[Material for this exercise]

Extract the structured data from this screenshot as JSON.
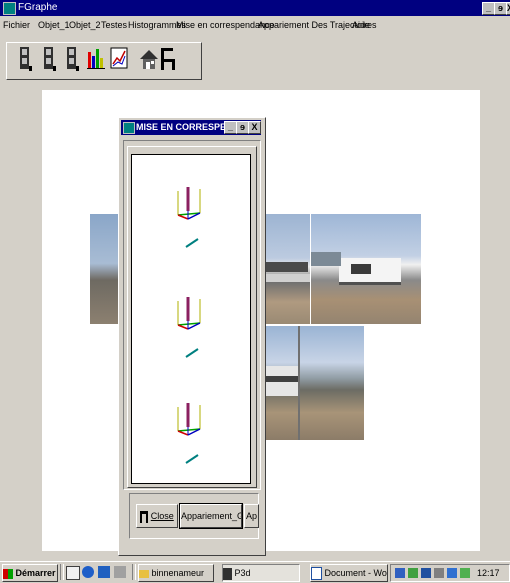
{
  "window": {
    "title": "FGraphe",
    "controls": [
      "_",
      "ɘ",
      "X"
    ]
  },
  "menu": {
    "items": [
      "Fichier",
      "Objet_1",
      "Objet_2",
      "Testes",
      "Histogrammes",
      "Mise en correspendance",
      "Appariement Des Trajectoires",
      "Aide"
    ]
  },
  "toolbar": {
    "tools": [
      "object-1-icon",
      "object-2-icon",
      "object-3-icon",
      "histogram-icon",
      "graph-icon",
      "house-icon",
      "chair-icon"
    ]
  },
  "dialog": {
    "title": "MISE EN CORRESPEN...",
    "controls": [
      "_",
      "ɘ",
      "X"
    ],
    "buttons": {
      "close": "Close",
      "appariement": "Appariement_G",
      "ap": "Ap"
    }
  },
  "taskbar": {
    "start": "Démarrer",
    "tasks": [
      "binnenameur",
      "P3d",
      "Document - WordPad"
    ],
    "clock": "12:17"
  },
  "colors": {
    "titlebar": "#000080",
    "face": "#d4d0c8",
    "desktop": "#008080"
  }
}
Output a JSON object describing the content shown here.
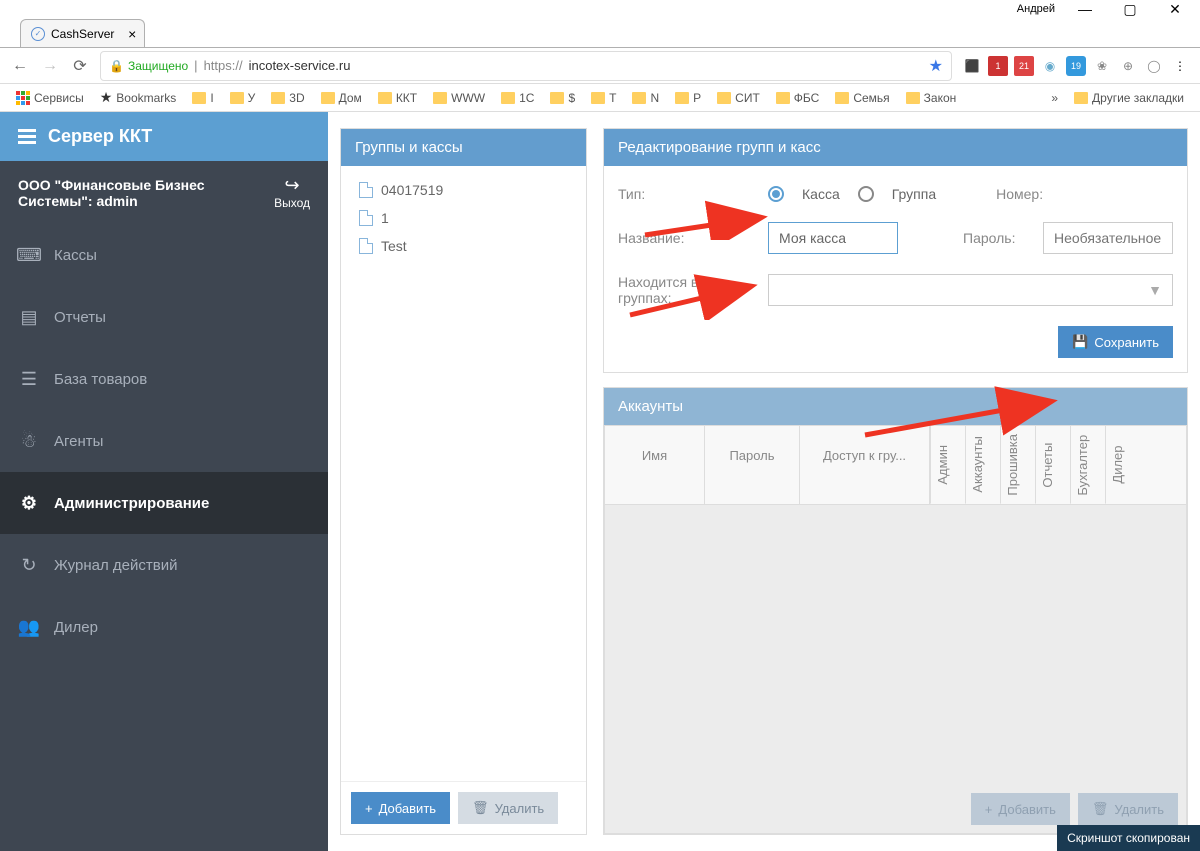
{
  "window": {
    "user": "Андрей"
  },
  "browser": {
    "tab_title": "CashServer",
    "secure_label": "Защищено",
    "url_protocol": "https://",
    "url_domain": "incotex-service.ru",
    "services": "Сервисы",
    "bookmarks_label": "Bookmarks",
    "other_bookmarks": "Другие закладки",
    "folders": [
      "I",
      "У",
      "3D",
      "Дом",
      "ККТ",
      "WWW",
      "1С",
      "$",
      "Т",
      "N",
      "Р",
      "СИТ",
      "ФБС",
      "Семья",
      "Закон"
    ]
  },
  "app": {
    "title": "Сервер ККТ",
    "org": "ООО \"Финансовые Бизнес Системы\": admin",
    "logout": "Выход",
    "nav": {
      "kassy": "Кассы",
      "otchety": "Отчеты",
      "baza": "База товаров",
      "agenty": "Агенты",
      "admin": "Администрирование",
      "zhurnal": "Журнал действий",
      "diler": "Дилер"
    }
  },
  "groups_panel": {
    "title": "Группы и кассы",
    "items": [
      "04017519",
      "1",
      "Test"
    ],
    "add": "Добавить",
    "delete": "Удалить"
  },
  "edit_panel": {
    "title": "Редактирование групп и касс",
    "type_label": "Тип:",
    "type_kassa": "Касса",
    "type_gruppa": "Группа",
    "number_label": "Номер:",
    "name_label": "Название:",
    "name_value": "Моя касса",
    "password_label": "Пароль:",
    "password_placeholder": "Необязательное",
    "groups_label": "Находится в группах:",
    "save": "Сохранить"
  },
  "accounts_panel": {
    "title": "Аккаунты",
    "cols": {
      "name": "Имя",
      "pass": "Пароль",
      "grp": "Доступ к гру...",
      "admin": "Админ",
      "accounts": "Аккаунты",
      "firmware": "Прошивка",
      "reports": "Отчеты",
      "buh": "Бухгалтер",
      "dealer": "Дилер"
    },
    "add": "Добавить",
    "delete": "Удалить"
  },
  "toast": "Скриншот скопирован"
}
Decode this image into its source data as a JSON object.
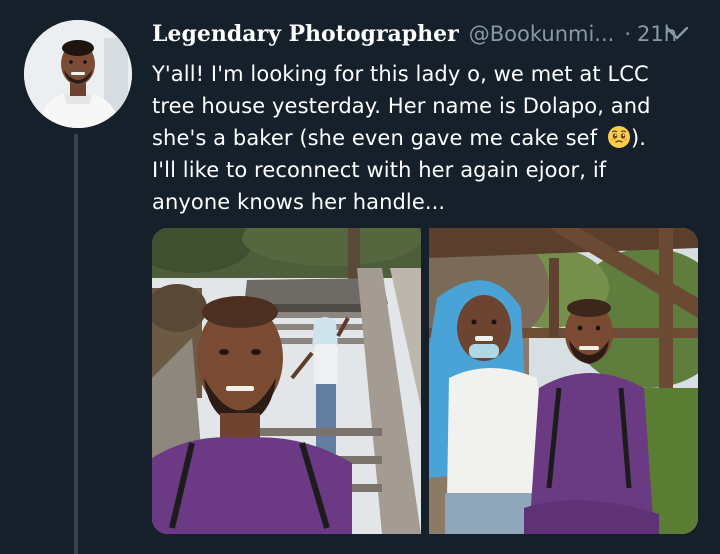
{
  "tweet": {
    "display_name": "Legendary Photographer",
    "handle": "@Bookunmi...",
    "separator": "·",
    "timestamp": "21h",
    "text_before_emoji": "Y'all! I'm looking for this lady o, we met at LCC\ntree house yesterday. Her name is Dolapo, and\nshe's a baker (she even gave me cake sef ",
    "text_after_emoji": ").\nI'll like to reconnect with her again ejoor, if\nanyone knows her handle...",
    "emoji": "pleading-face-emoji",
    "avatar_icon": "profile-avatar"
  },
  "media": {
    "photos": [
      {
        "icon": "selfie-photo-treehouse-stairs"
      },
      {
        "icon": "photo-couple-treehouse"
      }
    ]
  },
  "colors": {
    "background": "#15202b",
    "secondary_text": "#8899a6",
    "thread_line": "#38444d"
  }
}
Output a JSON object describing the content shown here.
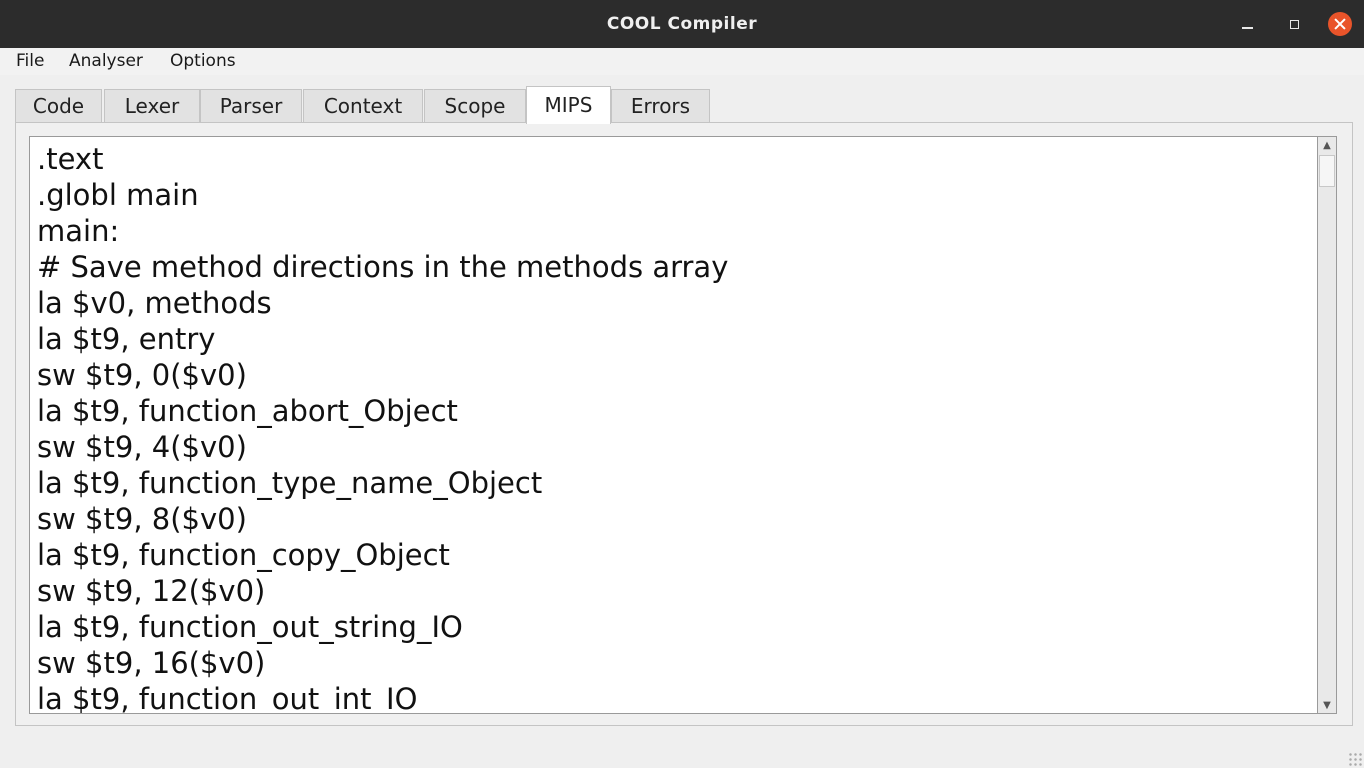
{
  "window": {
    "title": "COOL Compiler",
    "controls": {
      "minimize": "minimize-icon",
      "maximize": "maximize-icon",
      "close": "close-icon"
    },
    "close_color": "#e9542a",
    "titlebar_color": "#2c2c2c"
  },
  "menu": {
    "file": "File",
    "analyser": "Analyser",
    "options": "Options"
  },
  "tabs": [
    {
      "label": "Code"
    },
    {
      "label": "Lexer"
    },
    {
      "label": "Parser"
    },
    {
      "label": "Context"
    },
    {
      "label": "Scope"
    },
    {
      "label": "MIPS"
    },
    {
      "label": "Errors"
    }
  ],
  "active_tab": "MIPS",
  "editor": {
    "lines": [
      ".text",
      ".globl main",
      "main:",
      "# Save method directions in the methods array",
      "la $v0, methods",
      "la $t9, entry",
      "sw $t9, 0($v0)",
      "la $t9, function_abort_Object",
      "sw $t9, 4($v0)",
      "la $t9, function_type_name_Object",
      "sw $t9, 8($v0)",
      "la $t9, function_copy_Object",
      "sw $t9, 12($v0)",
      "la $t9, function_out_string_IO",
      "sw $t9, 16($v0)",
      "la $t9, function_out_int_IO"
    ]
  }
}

[Exercise] Copy, from the material above, each line in which the string "handle" occurs.

[Task output]
    "handle": "@Bookunmi...",
    "text_after_emoji": ").\nI'll like to reconnect with her again ejoor, if\nanyone knows her handle...",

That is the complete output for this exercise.